What is asked: Pull out from the material below all lines with "receivers".

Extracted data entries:

# # # # # # #

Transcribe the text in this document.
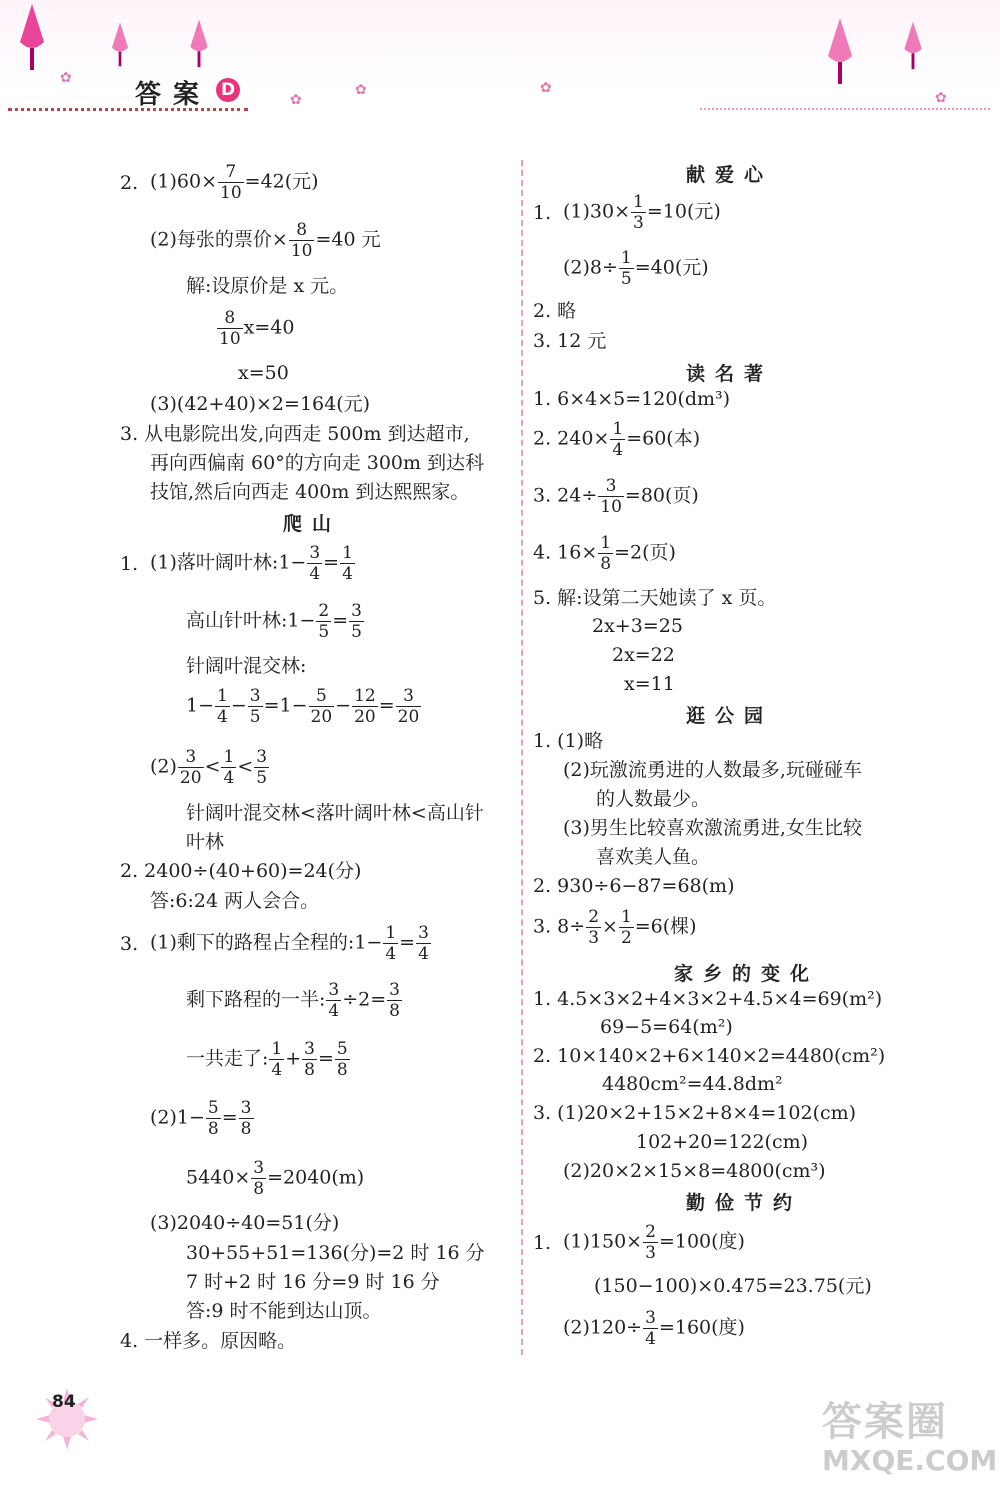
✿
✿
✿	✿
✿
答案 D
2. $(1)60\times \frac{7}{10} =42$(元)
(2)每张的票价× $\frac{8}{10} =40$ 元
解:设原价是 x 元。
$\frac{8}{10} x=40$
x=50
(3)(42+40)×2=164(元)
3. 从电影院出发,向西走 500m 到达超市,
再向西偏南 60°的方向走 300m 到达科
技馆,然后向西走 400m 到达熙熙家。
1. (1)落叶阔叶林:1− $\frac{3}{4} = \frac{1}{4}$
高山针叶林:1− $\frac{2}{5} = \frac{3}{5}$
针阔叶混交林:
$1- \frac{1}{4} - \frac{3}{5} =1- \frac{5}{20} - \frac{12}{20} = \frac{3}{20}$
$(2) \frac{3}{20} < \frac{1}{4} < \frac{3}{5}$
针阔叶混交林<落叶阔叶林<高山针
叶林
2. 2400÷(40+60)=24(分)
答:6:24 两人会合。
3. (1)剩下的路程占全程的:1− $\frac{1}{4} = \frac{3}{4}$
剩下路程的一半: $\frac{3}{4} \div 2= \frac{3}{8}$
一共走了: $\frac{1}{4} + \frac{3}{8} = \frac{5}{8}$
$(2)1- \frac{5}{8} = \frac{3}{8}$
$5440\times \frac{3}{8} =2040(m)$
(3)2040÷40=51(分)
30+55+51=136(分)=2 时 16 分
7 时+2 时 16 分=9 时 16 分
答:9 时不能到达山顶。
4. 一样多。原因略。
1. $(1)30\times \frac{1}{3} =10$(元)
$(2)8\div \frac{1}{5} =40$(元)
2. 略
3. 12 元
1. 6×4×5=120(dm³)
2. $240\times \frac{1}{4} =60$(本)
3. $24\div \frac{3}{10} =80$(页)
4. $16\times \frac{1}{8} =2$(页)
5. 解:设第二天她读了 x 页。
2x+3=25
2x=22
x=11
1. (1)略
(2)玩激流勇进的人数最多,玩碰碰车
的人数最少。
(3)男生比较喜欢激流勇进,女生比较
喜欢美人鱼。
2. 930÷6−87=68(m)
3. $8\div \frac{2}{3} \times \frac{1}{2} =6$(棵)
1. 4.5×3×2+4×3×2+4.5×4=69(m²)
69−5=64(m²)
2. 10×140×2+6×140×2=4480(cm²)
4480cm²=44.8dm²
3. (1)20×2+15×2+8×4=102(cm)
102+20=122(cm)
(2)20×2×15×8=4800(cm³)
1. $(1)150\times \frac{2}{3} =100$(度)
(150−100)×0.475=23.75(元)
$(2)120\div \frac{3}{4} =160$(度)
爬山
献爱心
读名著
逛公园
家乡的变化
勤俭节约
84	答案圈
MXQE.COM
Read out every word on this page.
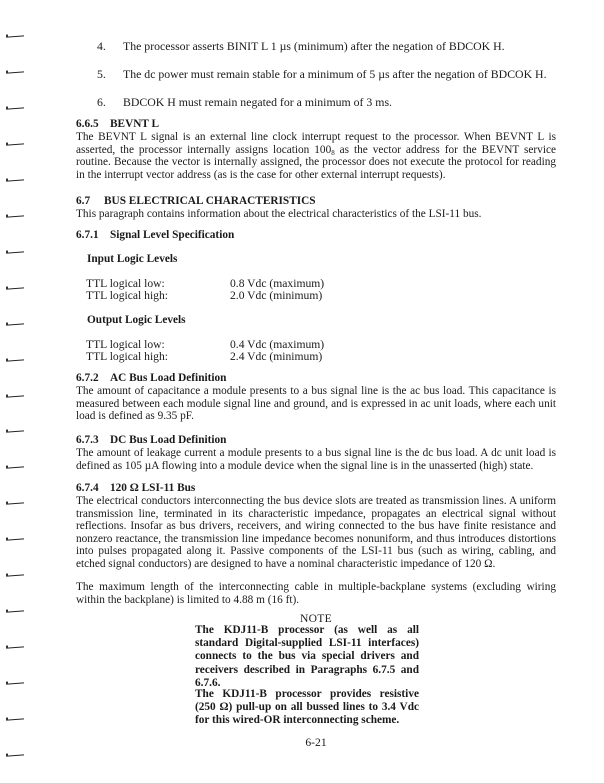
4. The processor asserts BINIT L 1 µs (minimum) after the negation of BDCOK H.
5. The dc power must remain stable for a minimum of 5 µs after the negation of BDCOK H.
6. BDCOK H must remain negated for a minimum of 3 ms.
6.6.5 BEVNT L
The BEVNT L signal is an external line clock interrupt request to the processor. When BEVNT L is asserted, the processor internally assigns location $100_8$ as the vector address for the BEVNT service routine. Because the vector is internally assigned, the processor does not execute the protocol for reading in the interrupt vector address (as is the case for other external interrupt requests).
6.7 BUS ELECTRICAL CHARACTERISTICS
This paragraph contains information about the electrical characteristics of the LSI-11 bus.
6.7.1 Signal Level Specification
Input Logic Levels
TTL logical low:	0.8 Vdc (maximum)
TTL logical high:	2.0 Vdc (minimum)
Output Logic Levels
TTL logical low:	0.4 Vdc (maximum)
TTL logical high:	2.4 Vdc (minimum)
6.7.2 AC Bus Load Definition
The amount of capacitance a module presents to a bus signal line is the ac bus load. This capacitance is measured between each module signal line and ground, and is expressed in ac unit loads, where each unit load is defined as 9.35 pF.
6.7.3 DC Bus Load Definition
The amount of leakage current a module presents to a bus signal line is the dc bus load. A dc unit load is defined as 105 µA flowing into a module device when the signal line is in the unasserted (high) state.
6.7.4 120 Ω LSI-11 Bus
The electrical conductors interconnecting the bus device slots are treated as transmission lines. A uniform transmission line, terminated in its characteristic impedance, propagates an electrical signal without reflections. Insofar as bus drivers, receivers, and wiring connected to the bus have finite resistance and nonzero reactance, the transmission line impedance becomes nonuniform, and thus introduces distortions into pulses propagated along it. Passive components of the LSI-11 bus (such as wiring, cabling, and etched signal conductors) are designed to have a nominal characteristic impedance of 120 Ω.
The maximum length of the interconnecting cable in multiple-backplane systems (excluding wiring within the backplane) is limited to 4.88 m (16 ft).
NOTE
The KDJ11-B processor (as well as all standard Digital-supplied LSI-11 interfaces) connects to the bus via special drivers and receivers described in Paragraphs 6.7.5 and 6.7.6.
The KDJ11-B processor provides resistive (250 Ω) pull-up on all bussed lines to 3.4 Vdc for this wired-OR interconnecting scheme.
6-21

# # # # # # #

The solution:
The electrical conductors interconnecting the bus device slots are treated as transmission lines. A uniform transmission line, terminated in its characteristic impedance, propagates an electrical signal without reflections. Insofar as bus drivers, receivers, and wiring connected to the bus have finite resistance and nonzero reactance, the transmission line impedance becomes nonuniform, and thus introduces distortions into pulses propagated along it. Passive components of the LSI-11 bus (such as wiring, cabling, and etched signal conductors) are designed to have a nominal characteristic impedance of 120 Ω.
The KDJ11-B processor (as well as all standard Digital-supplied LSI-11 interfaces) connects to the bus via special drivers and receivers described in Paragraphs 6.7.5 and 6.7.6.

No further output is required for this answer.